== RECORDS SUPPLIED ==

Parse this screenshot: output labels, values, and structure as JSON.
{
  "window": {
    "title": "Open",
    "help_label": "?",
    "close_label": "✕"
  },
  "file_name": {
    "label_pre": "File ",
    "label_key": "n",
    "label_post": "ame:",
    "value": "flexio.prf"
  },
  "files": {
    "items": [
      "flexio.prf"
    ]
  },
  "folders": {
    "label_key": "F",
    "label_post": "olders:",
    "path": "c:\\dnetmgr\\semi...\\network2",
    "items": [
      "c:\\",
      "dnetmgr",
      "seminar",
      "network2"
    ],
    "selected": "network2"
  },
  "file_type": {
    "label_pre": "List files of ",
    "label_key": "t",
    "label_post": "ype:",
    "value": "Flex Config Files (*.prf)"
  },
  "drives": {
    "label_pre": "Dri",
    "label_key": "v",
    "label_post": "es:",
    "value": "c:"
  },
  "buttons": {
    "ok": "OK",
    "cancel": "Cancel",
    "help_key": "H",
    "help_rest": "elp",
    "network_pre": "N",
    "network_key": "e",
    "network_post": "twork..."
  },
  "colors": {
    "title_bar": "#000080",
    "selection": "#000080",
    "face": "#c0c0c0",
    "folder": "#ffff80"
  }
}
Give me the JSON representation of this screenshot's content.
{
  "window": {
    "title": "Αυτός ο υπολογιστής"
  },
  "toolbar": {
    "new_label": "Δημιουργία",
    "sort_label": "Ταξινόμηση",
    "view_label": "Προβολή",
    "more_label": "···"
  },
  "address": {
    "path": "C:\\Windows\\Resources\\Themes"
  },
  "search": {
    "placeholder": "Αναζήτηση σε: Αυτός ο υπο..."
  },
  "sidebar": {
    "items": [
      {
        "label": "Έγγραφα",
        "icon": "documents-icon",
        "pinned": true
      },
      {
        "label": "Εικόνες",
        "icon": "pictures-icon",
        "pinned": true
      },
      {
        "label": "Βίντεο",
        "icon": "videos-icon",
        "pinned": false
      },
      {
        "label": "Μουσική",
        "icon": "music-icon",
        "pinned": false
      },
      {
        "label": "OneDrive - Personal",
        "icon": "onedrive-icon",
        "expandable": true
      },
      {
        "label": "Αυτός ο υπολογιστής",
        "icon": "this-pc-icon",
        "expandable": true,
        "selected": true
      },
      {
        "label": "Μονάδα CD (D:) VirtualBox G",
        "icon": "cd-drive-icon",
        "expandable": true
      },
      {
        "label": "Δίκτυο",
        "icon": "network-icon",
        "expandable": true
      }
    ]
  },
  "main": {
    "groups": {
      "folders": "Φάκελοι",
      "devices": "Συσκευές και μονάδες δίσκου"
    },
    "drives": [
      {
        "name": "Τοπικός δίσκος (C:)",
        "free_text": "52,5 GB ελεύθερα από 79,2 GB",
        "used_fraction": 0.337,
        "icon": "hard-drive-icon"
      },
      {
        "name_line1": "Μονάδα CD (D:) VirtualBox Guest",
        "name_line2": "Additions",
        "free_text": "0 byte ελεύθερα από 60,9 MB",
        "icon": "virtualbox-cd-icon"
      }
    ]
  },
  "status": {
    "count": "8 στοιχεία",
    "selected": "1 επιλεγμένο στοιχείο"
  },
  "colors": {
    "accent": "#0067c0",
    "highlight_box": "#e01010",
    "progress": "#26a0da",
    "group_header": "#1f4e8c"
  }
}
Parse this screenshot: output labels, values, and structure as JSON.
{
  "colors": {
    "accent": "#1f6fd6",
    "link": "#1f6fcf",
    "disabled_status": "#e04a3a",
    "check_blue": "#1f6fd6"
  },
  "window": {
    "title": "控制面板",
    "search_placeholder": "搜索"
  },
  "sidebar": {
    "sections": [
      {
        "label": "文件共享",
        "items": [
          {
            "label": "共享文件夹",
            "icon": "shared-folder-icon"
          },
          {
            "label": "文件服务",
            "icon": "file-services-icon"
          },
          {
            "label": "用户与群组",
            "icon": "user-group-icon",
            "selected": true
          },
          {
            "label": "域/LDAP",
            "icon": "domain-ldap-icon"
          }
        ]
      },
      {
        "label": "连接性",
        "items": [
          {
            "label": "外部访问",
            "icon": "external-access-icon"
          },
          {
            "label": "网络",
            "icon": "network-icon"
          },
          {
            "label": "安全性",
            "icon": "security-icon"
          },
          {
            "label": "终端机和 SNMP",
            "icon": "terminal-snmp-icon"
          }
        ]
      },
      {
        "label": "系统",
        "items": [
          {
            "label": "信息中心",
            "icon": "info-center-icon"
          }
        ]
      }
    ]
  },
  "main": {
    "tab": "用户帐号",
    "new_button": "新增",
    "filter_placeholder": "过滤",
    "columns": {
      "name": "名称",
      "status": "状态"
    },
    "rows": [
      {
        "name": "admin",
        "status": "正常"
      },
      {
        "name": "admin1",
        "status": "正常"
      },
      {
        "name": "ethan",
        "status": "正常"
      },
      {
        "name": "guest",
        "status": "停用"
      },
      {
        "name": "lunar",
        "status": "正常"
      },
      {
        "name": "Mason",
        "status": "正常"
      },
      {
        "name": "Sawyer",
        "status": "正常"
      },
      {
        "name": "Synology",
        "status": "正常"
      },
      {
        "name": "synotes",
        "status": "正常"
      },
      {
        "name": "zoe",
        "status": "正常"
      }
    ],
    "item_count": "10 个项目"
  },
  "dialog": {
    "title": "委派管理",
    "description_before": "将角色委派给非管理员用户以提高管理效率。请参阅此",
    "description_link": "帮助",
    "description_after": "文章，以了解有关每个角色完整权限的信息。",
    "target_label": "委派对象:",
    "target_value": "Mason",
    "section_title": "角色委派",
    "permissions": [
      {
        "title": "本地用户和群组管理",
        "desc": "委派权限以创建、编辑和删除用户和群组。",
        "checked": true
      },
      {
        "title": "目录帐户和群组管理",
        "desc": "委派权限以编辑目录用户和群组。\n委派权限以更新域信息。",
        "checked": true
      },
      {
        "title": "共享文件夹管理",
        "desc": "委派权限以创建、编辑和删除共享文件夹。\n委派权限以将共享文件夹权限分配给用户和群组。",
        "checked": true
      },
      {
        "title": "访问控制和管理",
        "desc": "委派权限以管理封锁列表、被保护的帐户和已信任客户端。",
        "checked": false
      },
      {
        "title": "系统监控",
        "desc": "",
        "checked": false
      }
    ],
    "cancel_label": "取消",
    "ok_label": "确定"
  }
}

===

Show the data once more, exactly as it was written.

Parse this screenshot: output labels, values, and structure as JSON.
{
  "window": {
    "title": "Open",
    "help_label": "?",
    "close_label": "✕"
  },
  "file_name": {
    "label_pre": "File ",
    "label_key": "n",
    "label_post": "ame:",
    "value": "flexio.prf"
  },
  "files": {
    "items": [
      "flexio.prf"
    ]
  },
  "folders": {
    "label_key": "F",
    "label_post": "olders:",
    "path": "c:\\dnetmgr\\semi...\\network2",
    "items": [
      "c:\\",
      "dnetmgr",
      "seminar",
      "network2"
    ],
    "selected": "network2"
  },
  "file_type": {
    "label_pre": "List files of ",
    "label_key": "t",
    "label_post": "ype:",
    "value": "Flex Config Files (*.prf)"
  },
  "drives": {
    "label_pre": "Dri",
    "label_key": "v",
    "label_post": "es:",
    "value": "c:"
  },
  "buttons": {
    "ok": "OK",
    "cancel": "Cancel",
    "help_key": "H",
    "help_rest": "elp",
    "network_pre": "N",
    "network_key": "e",
    "network_post": "twork..."
  },
  "colors": {
    "title_bar": "#000080",
    "selection": "#000080",
    "face": "#c0c0c0",
    "folder": "#ffff80"
  }
}
Give me the JSON representation of this screenshot's content.
{
  "window": {
    "title": "Αυτός ο υπολογιστής"
  },
  "toolbar": {
    "new_label": "Δημιουργία",
    "sort_label": "Ταξινόμηση",
    "view_label": "Προβολή",
    "more_label": "···"
  },
  "address": {
    "path": "C:\\Windows\\Resources\\Themes"
  },
  "search": {
    "placeholder": "Αναζήτηση σε: Αυτός ο υπο..."
  },
  "sidebar": {
    "items": [
      {
        "label": "Έγγραφα",
        "icon": "documents-icon",
        "pinned": true
      },
      {
        "label": "Εικόνες",
        "icon": "pictures-icon",
        "pinned": true
      },
      {
        "label": "Βίντεο",
        "icon": "videos-icon",
        "pinned": false
      },
      {
        "label": "Μουσική",
        "icon": "music-icon",
        "pinned": false
      },
      {
        "label": "OneDrive - Personal",
        "icon": "onedrive-icon",
        "expandable": true
      },
      {
        "label": "Αυτός ο υπολογιστής",
        "icon": "this-pc-icon",
        "expandable": true,
        "selected": true
      },
      {
        "label": "Μονάδα CD (D:) VirtualBox G",
        "icon": "cd-drive-icon",
        "expandable": true
      },
      {
        "label": "Δίκτυο",
        "icon": "network-icon",
        "expandable": true
      }
    ]
  },
  "main": {
    "groups": {
      "folders": "Φάκελοι",
      "devices": "Συσκευές και μονάδες δίσκου"
    },
    "drives": [
      {
        "name": "Τοπικός δίσκος (C:)",
        "free_text": "52,5 GB ελεύθερα από 79,2 GB",
        "used_fraction": 0.337,
        "icon": "hard-drive-icon"
      },
      {
        "name_line1": "Μονάδα CD (D:) VirtualBox Guest",
        "name_line2": "Additions",
        "free_text": "0 byte ελεύθερα από 60,9 MB",
        "icon": "virtualbox-cd-icon"
      }
    ]
  },
  "status": {
    "count": "8 στοιχεία",
    "selected": "1 επιλεγμένο στοιχείο"
  },
  "colors": {
    "accent": "#0067c0",
    "highlight_box": "#e01010",
    "progress": "#26a0da",
    "group_header": "#1f4e8c"
  }
}
Parse this screenshot: output labels, values, and structure as JSON.
{
  "colors": {
    "accent": "#1f6fd6",
    "link": "#1f6fcf",
    "disabled_status": "#e04a3a",
    "check_blue": "#1f6fd6"
  },
  "window": {
    "title": "控制面板",
    "search_placeholder": "搜索"
  },
  "sidebar": {
    "sections": [
      {
        "label": "文件共享",
        "items": [
          {
            "label": "共享文件夹",
            "icon": "shared-folder-icon"
          },
          {
            "label": "文件服务",
            "icon": "file-services-icon"
          },
          {
            "label": "用户与群组",
            "icon": "user-group-icon",
            "selected": true
          },
          {
            "label": "域/LDAP",
            "icon": "domain-ldap-icon"
          }
        ]
      },
      {
        "label": "连接性",
        "items": [
          {
            "label": "外部访问",
            "icon": "external-access-icon"
          },
          {
            "label": "网络",
            "icon": "network-icon"
          },
          {
            "label": "安全性",
            "icon": "security-icon"
          },
          {
            "label": "终端机和 SNMP",
            "icon": "terminal-snmp-icon"
          }
        ]
      },
      {
        "label": "系统",
        "items": [
          {
            "label": "信息中心",
            "icon": "info-center-icon"
          }
        ]
      }
    ]
  },
  "main": {
    "tab": "用户帐号",
    "new_button": "新增",
    "filter_placeholder": "过滤",
    "columns": {
      "name": "名称",
      "status": "状态"
    },
    "rows": [
      {
        "name": "admin",
        "status": "正常"
      },
      {
        "name": "admin1",
        "status": "正常"
      },
      {
        "name": "ethan",
        "status": "正常"
      },
      {
        "name": "guest",
        "status": "停用"
      },
      {
        "name": "lunar",
        "status": "正常"
      },
      {
        "name": "Mason",
        "status": "正常"
      },
      {
        "name": "Sawyer",
        "status": "正常"
      },
      {
        "name": "Synology",
        "status": "正常"
      },
      {
        "name": "synotes",
        "status": "正常"
      },
      {
        "name": "zoe",
        "status": "正常"
      }
    ],
    "item_count": "10 个项目"
  },
  "dialog": {
    "title": "委派管理",
    "description_before": "将角色委派给非管理员用户以提高管理效率。请参阅此",
    "description_link": "帮助",
    "description_after": "文章，以了解有关每个角色完整权限的信息。",
    "target_label": "委派对象:",
    "target_value": "Mason",
    "section_title": "角色委派",
    "permissions": [
      {
        "title": "本地用户和群组管理",
        "desc": "委派权限以创建、编辑和删除用户和群组。",
        "checked": true
      },
      {
        "title": "目录帐户和群组管理",
        "desc": "委派权限以编辑目录用户和群组。\n委派权限以更新域信息。",
        "checked": true
      },
      {
        "title": "共享文件夹管理",
        "desc": "委派权限以创建、编辑和删除共享文件夹。\n委派权限以将共享文件夹权限分配给用户和群组。",
        "checked": true
      },
      {
        "title": "访问控制和管理",
        "desc": "委派权限以管理封锁列表、被保护的帐户和已信任客户端。",
        "checked": false
      },
      {
        "title": "系统监控",
        "desc": "",
        "checked": false
      }
    ],
    "cancel_label": "取消",
    "ok_label": "确定"
  }
}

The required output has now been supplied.